↓↓↓

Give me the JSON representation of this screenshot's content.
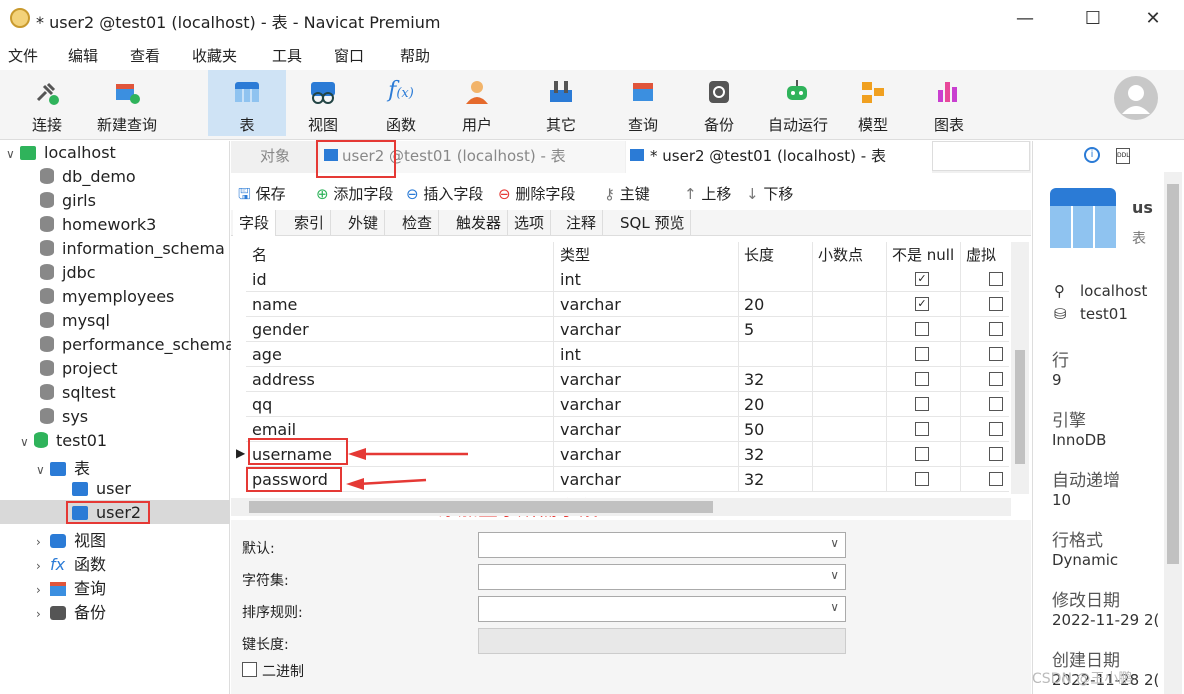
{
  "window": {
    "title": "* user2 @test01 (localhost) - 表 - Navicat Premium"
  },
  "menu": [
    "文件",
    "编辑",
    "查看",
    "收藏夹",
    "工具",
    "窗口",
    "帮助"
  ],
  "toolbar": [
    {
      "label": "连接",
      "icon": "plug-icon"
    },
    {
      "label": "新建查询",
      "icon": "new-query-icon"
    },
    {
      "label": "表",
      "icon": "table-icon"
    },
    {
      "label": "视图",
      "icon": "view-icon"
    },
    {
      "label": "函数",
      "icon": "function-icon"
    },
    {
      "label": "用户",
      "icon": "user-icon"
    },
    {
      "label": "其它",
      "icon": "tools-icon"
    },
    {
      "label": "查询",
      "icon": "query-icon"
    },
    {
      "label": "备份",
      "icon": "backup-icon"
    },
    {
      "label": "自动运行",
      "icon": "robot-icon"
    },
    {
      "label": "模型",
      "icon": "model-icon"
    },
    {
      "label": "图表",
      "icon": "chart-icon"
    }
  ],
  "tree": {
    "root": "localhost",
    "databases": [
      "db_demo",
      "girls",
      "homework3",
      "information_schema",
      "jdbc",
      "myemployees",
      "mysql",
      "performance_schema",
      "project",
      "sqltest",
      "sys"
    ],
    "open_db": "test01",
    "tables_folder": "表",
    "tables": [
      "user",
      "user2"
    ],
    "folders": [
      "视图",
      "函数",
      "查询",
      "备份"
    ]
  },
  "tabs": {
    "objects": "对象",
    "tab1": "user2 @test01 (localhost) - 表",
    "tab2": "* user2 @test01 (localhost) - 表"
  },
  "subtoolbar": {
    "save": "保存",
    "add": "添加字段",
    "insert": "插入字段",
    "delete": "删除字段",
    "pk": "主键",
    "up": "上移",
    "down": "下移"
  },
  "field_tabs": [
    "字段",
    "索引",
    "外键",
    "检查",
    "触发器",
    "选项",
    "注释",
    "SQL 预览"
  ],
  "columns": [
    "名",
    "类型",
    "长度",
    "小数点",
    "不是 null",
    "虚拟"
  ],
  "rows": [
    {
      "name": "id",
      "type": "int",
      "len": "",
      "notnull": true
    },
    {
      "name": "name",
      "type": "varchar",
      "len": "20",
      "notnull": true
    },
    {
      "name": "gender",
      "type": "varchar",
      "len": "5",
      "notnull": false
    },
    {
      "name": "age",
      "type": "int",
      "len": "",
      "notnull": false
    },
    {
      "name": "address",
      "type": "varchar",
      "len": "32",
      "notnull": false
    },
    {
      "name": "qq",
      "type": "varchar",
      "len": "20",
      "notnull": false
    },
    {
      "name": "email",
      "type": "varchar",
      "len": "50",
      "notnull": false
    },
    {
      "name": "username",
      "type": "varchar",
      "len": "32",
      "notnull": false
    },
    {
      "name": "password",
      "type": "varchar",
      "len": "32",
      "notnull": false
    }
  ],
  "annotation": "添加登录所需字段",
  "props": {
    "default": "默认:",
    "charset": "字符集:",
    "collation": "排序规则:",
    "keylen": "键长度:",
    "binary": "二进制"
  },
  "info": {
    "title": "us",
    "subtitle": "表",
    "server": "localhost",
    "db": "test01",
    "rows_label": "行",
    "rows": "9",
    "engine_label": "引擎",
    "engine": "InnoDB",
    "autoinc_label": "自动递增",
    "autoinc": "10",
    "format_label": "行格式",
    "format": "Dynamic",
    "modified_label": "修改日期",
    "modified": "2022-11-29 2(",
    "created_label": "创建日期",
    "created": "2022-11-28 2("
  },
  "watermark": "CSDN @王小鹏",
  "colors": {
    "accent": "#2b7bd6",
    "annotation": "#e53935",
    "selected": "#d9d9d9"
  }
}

↑↑↑
↓↓↓

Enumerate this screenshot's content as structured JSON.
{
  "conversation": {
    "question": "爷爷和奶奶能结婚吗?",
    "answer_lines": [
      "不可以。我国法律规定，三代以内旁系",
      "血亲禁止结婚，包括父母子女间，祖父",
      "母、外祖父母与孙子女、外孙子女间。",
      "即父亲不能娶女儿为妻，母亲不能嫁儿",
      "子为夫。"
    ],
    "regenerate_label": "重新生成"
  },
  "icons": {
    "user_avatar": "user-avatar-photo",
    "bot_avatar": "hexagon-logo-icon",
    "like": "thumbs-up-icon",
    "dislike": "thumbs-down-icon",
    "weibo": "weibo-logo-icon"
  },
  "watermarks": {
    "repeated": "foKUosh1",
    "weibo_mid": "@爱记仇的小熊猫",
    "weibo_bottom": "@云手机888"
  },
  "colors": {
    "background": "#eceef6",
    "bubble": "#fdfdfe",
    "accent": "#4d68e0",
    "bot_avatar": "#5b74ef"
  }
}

↑↑↑

DESCRIPTION OF THE TASK —
From the data above, pick out each line containing "name" and copy it.

WRITTEN ANSWER —
      "name": "id",
      "name": "name",
      "name": "gender",
      "name": "age",
      "name": "address",
      "name": "qq",
      "name": "email",
      "name": "username",
      "name": "password",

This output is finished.